- [Objective]: Check each line for the string "will". Give only the count of lines that have it.

- [Data supplied]:
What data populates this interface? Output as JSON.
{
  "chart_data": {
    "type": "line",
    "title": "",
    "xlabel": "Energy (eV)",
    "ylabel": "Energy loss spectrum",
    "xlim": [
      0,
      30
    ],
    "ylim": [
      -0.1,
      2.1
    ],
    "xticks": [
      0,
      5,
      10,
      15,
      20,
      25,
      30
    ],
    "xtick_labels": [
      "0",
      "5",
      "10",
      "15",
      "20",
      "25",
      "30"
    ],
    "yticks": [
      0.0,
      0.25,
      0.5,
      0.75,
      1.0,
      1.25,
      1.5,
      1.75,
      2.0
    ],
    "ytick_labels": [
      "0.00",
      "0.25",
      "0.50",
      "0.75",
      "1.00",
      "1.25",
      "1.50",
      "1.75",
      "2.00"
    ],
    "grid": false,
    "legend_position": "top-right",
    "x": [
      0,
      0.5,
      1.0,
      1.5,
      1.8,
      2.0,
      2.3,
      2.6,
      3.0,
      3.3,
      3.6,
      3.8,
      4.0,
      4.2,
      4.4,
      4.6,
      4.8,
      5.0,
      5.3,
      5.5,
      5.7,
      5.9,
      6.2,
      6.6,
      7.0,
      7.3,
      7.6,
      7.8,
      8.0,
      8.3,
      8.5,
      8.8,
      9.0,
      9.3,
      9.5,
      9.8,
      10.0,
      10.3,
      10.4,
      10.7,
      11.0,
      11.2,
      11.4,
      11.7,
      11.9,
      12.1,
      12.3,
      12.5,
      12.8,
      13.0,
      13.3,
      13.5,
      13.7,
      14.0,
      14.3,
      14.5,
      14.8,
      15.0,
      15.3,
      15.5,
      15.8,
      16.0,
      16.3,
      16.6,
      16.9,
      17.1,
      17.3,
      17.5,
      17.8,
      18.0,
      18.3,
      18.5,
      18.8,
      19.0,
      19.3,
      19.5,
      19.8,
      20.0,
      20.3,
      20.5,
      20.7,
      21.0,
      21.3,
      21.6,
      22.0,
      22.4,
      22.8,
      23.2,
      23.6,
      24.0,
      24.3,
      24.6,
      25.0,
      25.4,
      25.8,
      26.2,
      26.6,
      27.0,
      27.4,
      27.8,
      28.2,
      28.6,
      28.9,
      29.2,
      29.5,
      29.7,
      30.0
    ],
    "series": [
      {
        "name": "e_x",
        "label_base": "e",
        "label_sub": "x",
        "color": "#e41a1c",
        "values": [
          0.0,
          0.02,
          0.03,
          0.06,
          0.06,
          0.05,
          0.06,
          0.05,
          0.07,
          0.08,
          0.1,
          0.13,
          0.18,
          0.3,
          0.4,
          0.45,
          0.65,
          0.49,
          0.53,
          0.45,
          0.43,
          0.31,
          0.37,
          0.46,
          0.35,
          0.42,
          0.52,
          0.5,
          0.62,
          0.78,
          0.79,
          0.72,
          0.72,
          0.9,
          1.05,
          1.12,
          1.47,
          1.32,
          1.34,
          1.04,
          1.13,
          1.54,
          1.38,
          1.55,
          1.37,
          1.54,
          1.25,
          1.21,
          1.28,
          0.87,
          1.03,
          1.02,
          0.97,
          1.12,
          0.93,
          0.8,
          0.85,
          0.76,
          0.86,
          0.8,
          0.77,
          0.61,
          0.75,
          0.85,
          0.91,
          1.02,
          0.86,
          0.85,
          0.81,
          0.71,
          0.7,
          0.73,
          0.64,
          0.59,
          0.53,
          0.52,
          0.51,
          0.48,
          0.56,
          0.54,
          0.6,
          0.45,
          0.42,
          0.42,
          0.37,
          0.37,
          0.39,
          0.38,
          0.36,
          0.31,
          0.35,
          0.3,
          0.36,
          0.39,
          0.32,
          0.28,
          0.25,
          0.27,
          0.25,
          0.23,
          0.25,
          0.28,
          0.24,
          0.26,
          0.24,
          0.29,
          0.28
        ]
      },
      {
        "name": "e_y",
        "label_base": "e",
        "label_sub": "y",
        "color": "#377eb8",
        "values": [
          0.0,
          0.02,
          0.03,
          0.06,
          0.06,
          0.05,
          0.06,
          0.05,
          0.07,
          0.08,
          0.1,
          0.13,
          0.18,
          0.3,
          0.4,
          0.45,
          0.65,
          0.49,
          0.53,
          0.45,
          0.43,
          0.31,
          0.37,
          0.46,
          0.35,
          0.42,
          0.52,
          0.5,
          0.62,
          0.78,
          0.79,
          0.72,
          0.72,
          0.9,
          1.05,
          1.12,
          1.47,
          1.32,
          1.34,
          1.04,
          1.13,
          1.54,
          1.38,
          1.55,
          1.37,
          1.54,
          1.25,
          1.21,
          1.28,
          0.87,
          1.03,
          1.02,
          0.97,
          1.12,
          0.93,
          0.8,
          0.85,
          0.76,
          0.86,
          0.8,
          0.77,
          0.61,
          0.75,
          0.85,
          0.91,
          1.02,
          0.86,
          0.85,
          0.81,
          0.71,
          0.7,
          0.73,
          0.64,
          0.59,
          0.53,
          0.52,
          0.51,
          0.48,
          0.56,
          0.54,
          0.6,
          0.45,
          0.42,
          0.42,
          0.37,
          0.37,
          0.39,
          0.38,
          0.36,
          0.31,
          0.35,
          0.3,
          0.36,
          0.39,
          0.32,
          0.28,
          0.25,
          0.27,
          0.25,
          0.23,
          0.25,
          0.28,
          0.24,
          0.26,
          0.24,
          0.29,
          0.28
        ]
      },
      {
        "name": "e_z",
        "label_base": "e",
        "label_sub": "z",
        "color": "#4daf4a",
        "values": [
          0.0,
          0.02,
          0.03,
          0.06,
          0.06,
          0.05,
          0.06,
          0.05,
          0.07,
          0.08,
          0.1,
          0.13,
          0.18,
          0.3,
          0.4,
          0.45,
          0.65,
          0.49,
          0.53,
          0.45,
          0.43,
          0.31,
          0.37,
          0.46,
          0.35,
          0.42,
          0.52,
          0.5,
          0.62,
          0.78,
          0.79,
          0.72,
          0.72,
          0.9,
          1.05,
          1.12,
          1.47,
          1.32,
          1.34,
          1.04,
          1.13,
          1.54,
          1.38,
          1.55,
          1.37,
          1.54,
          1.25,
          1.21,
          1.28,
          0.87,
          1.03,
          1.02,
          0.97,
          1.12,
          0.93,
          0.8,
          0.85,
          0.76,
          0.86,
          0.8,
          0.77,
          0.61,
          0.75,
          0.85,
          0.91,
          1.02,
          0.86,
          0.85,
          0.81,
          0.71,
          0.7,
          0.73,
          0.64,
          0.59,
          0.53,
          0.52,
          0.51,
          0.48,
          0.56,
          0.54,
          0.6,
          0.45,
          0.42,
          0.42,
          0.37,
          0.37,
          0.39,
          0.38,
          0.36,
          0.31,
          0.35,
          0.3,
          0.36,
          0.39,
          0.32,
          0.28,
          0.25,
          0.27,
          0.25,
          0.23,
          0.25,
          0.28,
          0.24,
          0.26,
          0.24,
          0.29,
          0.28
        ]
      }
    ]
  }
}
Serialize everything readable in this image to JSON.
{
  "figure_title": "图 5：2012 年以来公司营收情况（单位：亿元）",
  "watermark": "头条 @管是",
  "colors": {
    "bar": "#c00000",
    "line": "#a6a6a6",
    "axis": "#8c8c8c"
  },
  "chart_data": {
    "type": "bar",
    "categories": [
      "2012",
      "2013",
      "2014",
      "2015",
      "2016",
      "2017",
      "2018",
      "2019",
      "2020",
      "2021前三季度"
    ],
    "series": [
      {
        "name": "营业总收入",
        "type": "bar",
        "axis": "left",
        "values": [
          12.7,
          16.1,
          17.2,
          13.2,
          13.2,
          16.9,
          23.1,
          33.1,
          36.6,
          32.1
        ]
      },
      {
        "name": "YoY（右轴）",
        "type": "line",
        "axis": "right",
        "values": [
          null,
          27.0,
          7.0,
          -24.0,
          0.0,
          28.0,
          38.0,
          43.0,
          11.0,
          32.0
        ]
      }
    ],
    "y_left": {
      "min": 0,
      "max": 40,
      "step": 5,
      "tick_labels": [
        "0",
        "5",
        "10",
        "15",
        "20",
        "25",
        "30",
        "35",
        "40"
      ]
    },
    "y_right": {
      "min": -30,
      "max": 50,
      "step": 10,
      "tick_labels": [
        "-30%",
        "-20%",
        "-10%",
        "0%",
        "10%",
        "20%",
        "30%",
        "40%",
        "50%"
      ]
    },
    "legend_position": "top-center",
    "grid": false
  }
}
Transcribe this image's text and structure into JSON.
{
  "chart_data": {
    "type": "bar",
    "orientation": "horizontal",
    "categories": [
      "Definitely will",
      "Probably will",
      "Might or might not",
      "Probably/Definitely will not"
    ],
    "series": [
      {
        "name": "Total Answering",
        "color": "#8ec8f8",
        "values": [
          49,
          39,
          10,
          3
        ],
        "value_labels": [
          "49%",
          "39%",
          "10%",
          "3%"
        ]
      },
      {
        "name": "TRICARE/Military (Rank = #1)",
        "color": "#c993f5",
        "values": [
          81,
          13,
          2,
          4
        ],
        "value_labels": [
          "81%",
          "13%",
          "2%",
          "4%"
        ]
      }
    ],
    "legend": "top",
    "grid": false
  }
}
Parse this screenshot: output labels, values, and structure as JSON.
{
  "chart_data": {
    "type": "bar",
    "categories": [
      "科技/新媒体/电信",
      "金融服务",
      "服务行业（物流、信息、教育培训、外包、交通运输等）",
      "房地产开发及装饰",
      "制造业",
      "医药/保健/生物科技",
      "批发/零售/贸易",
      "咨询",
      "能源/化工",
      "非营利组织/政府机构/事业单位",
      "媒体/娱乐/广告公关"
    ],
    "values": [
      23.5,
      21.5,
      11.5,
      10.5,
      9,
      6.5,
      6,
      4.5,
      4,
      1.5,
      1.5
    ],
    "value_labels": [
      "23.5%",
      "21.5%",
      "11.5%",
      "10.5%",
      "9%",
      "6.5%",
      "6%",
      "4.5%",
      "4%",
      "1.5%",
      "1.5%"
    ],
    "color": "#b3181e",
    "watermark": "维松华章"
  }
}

- [Written solution]: 3